Prompt =
Wherever "mean" appears in a line, list that line.
====== Data excerpts
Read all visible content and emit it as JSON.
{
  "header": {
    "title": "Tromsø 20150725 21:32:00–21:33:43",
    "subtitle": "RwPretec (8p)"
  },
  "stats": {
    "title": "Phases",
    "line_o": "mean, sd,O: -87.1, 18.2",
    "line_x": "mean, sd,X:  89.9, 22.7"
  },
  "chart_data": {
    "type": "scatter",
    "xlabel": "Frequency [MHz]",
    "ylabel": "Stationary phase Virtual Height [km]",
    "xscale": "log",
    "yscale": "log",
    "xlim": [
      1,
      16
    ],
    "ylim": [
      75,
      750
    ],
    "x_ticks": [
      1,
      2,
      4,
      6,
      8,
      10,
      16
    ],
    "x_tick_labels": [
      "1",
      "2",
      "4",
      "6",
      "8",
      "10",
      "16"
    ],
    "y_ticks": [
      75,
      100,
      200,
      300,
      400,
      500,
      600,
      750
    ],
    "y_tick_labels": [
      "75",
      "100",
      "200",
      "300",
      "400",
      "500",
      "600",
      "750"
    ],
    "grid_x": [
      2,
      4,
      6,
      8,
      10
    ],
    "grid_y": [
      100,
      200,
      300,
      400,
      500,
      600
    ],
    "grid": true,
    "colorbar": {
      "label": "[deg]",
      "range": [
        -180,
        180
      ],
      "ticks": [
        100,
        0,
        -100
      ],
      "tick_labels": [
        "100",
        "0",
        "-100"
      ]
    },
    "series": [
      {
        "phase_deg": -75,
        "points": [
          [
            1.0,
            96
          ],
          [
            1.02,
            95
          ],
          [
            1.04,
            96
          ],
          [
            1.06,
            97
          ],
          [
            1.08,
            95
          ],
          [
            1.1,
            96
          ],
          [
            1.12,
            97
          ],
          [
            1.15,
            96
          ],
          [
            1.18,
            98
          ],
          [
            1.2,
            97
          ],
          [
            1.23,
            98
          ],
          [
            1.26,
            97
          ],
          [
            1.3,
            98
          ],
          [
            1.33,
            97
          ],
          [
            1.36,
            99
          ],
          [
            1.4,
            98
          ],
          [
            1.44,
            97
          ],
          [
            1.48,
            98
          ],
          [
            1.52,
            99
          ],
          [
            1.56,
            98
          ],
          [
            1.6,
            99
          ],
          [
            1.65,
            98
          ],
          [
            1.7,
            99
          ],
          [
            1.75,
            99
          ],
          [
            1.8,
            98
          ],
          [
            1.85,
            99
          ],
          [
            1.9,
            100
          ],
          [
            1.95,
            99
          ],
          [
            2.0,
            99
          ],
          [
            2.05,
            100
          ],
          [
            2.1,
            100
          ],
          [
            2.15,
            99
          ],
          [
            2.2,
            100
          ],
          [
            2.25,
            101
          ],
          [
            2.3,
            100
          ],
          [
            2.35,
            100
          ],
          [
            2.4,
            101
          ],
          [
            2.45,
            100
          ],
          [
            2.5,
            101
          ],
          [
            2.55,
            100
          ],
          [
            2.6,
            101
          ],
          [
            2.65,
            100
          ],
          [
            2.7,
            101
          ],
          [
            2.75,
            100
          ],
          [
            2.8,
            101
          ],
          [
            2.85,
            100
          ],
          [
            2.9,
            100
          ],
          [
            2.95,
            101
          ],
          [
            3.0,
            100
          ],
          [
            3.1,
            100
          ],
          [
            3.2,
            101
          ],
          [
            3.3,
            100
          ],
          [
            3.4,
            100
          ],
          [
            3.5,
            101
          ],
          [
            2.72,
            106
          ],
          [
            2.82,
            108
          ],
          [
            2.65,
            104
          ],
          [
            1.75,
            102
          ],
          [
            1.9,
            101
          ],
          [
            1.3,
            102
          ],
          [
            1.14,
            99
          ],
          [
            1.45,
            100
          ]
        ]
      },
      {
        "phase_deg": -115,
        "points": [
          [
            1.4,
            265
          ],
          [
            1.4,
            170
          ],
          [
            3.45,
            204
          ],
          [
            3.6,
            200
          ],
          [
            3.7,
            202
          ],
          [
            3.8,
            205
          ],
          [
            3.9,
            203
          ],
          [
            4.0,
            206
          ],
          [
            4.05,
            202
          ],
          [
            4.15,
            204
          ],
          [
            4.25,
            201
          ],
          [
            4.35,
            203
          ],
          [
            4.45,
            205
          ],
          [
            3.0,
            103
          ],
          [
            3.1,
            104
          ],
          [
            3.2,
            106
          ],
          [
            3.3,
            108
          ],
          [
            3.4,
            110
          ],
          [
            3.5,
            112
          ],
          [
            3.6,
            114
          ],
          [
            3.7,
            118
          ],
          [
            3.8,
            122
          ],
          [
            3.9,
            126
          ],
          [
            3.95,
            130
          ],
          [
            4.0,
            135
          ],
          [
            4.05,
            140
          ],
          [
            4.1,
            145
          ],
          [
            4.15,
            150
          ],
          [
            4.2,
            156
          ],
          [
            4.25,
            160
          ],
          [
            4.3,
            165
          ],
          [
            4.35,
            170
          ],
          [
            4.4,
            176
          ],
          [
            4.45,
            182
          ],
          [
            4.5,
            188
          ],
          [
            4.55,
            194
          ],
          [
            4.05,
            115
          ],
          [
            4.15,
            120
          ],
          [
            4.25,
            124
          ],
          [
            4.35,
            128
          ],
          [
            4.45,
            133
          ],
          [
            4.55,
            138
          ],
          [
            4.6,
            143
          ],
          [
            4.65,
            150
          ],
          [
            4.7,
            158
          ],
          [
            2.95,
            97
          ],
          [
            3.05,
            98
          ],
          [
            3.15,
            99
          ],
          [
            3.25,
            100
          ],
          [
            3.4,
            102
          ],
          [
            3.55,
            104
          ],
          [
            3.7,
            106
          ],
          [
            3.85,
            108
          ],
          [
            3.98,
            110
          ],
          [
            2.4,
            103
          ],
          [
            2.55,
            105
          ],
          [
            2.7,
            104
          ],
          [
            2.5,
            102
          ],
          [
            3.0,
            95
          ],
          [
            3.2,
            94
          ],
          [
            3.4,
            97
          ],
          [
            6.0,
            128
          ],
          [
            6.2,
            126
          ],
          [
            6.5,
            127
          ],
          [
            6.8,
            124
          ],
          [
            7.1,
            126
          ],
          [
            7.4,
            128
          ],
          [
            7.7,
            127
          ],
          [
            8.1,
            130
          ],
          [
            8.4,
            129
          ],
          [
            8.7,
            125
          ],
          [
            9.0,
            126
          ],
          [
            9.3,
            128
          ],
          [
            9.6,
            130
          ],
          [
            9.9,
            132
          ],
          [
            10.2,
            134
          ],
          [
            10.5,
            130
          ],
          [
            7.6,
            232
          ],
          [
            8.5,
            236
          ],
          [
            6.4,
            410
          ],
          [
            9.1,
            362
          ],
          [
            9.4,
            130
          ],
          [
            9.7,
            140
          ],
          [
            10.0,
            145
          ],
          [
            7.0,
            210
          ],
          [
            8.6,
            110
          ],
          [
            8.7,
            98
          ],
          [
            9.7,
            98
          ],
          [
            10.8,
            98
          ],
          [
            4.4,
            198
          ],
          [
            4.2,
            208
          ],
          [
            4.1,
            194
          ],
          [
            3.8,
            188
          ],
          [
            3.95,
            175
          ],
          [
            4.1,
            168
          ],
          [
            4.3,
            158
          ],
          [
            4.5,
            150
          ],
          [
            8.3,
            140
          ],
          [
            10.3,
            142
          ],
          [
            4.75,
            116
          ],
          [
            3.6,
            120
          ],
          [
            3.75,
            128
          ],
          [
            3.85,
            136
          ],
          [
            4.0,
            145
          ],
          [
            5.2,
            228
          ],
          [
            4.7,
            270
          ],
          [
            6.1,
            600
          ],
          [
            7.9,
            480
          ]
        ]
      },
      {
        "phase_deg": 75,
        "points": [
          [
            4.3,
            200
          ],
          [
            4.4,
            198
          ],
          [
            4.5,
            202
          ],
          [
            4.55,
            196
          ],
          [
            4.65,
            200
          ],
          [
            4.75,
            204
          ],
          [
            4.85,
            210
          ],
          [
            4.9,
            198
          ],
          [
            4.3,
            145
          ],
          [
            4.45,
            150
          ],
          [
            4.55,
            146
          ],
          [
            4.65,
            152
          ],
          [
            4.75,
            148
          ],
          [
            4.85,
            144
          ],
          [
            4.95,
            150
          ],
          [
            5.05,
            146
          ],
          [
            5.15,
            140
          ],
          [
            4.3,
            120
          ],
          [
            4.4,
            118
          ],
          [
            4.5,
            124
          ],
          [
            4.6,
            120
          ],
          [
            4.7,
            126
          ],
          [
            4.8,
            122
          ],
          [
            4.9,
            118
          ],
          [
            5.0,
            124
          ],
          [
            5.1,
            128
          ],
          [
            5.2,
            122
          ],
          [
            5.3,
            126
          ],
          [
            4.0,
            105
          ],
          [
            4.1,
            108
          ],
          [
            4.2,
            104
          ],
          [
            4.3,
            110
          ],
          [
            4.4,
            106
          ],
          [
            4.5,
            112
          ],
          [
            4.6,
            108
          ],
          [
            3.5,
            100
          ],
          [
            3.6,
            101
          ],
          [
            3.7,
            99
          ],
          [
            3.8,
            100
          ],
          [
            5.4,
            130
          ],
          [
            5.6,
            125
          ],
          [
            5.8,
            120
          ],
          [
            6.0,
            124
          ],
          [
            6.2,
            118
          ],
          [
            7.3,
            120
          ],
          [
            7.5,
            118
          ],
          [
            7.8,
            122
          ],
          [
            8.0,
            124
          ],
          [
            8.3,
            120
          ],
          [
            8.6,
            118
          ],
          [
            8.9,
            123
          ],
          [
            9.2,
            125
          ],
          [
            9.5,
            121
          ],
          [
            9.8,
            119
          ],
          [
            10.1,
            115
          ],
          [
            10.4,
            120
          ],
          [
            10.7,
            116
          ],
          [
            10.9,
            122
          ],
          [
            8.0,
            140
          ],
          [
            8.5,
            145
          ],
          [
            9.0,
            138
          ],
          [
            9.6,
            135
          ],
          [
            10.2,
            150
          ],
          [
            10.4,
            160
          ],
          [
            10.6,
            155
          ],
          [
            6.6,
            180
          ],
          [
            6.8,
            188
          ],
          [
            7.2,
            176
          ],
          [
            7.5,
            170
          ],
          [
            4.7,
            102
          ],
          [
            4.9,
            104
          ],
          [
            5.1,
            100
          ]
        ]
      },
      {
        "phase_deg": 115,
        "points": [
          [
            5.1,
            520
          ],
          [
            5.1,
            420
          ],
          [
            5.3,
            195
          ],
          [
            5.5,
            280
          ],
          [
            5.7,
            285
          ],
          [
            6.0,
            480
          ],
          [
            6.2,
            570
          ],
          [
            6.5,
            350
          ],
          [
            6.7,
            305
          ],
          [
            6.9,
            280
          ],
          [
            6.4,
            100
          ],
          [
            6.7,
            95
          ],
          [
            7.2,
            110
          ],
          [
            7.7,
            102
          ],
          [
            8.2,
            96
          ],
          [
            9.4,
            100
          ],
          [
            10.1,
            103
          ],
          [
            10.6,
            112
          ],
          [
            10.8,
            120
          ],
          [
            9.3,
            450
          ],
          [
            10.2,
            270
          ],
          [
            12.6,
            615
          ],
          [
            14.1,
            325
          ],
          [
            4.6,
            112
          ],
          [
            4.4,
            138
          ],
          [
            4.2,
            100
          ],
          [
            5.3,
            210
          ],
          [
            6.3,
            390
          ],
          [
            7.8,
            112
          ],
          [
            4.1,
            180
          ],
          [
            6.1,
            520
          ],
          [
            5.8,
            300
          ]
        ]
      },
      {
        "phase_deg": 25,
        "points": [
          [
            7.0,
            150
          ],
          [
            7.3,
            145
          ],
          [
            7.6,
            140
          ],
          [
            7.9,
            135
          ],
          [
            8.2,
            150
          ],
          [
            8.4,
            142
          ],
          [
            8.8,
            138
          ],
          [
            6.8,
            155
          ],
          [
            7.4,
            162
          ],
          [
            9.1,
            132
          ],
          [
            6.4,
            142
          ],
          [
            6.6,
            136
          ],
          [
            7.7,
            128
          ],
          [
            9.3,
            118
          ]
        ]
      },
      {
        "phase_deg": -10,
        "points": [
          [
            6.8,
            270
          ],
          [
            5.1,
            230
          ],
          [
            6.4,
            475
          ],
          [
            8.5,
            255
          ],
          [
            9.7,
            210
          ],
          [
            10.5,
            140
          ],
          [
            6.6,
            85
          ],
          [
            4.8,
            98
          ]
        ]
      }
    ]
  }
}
============
Solution =
    "line_o": "mean, sd,O: -87.1, 18.2",
    "line_x": "mean, sd,X:  89.9, 22.7"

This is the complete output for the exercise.